-------- RAW RECORDS

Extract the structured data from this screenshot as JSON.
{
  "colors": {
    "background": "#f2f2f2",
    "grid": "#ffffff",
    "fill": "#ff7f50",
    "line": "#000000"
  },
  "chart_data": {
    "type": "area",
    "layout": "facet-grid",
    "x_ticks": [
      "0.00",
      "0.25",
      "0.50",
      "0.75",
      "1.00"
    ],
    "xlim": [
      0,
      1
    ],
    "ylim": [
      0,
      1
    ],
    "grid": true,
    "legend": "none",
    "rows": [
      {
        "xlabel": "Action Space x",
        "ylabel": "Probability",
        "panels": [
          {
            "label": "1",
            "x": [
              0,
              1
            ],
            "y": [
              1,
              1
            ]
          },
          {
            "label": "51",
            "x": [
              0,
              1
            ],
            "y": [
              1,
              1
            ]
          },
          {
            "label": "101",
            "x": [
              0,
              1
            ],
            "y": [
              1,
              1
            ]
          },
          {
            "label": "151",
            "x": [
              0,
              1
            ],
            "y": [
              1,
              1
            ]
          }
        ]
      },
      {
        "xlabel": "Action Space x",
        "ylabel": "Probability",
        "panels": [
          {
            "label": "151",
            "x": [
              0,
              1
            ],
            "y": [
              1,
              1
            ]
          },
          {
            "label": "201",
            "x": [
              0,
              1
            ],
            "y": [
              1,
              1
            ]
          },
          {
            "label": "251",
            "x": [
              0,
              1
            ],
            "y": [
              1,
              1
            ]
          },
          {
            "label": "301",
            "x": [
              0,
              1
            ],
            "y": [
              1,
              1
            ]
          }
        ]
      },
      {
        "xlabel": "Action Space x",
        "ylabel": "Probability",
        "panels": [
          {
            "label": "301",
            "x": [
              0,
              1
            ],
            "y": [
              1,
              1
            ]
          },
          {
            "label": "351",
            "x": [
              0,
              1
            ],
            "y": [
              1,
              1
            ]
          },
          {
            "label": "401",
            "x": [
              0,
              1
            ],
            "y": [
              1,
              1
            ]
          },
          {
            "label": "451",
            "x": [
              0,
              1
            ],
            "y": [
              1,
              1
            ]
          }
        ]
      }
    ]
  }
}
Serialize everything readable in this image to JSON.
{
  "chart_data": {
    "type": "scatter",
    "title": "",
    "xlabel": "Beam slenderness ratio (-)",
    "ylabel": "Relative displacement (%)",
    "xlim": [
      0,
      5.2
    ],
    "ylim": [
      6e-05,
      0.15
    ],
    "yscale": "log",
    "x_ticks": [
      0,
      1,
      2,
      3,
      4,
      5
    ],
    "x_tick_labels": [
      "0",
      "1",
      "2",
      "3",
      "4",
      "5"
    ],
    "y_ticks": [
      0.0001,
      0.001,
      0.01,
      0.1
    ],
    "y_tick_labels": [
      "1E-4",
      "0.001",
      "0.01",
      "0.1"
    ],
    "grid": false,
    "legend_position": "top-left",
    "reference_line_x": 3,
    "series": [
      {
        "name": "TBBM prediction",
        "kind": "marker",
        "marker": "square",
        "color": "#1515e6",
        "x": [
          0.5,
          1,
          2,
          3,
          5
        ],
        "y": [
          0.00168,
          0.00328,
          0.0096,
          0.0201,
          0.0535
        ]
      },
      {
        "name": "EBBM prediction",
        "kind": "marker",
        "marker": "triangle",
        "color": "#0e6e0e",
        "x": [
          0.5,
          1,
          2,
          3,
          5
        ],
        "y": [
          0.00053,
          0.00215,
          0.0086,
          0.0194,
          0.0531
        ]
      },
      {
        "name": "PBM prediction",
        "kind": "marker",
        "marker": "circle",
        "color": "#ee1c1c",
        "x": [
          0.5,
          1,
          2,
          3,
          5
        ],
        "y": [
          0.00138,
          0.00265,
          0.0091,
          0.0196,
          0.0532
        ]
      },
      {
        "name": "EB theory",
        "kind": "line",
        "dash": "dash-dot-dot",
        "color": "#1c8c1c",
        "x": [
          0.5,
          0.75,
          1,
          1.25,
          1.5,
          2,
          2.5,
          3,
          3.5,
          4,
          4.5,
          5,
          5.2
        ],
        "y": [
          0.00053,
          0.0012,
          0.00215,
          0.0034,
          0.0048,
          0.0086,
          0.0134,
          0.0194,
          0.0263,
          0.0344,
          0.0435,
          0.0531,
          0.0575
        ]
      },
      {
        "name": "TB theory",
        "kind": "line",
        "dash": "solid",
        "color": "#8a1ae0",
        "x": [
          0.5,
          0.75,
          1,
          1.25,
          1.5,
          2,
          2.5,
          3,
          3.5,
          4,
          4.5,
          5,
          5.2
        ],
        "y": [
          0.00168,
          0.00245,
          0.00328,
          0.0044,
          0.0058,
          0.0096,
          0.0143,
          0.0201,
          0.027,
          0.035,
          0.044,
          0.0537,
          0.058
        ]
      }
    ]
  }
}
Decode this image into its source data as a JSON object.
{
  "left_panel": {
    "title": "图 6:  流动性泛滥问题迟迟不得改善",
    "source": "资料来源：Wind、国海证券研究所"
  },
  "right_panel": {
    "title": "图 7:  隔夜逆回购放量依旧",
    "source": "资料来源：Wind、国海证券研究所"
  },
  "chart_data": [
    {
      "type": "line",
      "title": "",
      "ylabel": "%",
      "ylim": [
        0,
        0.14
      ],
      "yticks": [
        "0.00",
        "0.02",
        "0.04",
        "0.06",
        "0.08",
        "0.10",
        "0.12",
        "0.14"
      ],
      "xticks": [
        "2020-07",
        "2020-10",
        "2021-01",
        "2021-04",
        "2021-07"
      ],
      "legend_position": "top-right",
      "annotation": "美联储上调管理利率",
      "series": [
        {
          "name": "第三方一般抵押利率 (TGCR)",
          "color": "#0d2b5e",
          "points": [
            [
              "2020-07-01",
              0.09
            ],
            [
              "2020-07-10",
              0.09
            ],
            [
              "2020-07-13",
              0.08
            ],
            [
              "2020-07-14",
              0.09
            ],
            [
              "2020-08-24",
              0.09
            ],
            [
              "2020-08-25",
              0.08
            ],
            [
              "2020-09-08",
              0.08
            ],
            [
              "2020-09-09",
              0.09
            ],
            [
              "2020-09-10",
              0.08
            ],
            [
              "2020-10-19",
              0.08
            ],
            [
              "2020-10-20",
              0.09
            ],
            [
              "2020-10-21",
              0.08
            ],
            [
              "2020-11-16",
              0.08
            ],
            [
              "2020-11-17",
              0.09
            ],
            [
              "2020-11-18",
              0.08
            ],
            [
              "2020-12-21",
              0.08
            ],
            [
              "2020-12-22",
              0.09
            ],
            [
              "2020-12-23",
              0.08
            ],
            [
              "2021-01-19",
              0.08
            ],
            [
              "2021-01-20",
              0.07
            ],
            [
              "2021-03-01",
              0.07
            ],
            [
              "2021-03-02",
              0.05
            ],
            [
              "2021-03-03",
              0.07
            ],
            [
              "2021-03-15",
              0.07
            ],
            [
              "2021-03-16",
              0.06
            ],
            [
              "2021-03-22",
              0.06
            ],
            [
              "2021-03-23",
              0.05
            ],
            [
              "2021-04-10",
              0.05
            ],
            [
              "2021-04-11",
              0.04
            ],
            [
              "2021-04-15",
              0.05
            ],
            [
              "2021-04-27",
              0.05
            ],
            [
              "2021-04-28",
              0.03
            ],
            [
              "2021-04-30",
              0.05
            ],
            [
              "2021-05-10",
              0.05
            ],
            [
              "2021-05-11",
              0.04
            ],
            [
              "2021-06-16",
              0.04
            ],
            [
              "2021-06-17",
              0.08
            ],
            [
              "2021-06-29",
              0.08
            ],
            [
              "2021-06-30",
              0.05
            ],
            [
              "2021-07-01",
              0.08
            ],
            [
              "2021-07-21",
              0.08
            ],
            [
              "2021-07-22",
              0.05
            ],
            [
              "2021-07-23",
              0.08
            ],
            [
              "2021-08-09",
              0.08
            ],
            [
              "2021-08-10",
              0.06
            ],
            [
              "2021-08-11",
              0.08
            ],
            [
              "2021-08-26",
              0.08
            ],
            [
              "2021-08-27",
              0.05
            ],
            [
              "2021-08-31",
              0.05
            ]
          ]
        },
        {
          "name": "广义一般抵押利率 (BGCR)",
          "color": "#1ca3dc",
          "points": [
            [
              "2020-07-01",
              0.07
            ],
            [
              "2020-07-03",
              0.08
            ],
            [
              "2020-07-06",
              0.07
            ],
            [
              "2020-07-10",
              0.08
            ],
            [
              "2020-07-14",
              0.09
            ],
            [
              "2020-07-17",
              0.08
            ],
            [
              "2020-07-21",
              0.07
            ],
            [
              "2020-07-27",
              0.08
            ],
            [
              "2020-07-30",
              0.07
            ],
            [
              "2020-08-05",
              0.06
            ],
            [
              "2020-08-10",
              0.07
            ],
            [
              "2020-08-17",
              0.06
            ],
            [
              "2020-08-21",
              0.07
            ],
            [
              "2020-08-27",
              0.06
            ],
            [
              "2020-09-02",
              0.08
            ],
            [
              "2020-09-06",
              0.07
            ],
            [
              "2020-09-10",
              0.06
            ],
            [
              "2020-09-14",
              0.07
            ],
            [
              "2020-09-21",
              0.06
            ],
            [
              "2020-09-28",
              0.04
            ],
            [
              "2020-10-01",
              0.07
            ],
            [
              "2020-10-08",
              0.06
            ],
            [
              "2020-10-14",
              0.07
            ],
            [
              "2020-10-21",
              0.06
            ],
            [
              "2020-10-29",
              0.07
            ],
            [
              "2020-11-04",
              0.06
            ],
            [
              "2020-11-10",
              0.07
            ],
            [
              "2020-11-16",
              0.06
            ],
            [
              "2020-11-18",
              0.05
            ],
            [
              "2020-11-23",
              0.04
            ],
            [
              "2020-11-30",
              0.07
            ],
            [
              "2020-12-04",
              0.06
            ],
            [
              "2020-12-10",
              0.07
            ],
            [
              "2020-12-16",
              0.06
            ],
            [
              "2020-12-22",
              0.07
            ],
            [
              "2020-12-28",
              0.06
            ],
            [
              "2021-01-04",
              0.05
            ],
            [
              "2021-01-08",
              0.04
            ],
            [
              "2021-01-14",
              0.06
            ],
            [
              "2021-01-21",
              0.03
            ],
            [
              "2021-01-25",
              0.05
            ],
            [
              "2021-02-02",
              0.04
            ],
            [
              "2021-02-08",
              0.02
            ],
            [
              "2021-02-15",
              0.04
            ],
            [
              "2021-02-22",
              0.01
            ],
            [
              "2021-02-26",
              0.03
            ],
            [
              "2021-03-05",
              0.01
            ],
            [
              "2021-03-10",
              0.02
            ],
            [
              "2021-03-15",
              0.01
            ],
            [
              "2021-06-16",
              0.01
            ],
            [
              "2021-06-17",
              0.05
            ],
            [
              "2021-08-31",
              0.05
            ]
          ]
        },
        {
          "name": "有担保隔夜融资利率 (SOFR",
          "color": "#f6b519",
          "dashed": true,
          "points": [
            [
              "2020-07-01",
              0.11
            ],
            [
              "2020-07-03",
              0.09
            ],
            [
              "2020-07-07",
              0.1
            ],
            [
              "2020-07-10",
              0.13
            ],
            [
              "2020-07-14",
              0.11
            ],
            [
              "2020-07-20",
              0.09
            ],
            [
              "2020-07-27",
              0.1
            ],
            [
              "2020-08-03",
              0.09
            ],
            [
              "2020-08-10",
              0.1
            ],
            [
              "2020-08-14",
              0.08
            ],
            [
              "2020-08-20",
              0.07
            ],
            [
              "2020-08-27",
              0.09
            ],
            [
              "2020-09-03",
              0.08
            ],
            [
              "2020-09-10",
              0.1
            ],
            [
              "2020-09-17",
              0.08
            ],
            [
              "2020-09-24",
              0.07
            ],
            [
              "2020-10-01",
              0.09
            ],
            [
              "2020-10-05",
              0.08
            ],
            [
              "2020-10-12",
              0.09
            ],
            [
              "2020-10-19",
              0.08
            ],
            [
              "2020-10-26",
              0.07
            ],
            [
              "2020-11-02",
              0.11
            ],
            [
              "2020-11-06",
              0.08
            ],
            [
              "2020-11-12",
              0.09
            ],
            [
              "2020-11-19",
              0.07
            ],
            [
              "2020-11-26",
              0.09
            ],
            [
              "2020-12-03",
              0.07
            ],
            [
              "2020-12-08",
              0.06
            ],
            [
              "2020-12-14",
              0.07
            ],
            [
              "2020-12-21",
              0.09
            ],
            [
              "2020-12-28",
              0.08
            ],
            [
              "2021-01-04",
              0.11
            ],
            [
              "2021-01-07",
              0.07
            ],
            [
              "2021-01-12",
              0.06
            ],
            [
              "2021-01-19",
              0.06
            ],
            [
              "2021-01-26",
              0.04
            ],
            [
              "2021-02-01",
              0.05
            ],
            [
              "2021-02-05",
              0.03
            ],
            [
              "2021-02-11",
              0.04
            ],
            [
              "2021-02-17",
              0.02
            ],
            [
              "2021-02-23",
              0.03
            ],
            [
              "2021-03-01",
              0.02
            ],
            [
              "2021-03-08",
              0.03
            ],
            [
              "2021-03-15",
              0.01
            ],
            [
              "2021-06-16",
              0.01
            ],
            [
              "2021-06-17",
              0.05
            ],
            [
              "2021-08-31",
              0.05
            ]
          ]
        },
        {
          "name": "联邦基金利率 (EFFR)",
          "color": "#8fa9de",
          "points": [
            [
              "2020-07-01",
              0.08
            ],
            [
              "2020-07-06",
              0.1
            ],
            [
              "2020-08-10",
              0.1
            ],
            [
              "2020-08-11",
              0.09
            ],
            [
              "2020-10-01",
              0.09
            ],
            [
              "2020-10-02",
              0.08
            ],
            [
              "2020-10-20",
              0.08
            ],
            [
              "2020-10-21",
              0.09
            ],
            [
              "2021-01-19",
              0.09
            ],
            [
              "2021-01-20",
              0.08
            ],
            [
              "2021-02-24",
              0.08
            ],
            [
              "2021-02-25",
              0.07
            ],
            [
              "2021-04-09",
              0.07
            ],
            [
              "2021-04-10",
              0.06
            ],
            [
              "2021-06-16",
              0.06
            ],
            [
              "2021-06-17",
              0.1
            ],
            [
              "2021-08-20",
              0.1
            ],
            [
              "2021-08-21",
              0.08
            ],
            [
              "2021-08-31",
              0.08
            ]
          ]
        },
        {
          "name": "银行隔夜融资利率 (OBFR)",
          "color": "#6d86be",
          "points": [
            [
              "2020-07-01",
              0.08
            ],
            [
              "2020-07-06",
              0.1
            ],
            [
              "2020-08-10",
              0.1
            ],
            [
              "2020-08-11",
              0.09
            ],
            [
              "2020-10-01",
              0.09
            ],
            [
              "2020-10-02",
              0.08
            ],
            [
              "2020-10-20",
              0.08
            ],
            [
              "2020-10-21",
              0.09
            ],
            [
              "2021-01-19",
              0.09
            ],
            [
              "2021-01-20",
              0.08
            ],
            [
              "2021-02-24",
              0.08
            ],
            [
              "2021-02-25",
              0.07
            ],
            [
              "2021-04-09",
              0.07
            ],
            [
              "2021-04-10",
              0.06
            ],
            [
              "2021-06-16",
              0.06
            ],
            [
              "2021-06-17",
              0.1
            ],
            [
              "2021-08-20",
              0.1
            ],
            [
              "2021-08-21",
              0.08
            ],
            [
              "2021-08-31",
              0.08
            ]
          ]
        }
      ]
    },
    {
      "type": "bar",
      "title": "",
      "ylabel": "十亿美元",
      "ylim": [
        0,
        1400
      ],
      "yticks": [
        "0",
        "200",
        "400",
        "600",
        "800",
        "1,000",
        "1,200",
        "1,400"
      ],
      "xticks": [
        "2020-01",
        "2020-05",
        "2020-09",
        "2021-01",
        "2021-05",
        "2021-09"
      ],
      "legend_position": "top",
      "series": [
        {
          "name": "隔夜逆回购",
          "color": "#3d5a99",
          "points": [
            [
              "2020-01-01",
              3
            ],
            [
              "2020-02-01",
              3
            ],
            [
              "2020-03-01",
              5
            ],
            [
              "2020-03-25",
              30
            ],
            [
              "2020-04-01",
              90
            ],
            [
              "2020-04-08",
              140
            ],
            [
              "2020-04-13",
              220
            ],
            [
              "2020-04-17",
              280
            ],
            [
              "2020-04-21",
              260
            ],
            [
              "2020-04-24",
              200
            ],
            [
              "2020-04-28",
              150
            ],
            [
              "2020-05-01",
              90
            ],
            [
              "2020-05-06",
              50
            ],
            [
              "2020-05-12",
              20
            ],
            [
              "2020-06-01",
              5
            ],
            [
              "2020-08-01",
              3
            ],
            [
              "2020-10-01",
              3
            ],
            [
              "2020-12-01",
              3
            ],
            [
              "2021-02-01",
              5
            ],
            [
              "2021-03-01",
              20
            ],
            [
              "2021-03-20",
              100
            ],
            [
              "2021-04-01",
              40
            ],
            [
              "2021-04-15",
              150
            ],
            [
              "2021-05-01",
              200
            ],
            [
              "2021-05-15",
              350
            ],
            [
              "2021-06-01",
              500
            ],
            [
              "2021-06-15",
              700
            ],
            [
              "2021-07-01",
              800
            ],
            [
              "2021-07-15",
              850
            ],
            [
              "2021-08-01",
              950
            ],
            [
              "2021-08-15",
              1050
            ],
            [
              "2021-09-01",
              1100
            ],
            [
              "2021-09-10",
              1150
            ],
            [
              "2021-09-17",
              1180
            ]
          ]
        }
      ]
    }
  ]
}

----------------

TASK DETAILS -
Write down only the number of lines that contain the string "this" in the listing.

FINISHED ANSWER -
3